§ What this task involves: Search the material below for the string "MICROBIOS". Return every line that holds it.
□ □ □ □
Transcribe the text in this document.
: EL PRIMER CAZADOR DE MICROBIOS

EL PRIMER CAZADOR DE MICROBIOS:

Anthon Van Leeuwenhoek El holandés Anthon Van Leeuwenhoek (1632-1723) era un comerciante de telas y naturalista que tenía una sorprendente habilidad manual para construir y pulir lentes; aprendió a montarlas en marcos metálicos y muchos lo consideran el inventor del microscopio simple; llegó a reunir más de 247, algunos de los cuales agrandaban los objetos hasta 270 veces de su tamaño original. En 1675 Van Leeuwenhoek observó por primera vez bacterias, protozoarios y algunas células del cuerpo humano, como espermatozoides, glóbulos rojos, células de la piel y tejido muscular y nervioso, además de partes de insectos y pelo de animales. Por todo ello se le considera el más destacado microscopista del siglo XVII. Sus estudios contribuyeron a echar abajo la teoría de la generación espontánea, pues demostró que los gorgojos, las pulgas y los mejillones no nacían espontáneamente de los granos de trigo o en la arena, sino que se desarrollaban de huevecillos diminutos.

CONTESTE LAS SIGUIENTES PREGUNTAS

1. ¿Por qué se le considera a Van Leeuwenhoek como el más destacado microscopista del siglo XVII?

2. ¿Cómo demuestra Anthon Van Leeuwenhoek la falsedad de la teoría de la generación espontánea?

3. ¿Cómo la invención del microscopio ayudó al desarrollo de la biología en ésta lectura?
□ □ □ □
§ Output below:
: EL PRIMER CAZADOR DE MICROBIOS
EL PRIMER CAZADOR DE MICROBIOS:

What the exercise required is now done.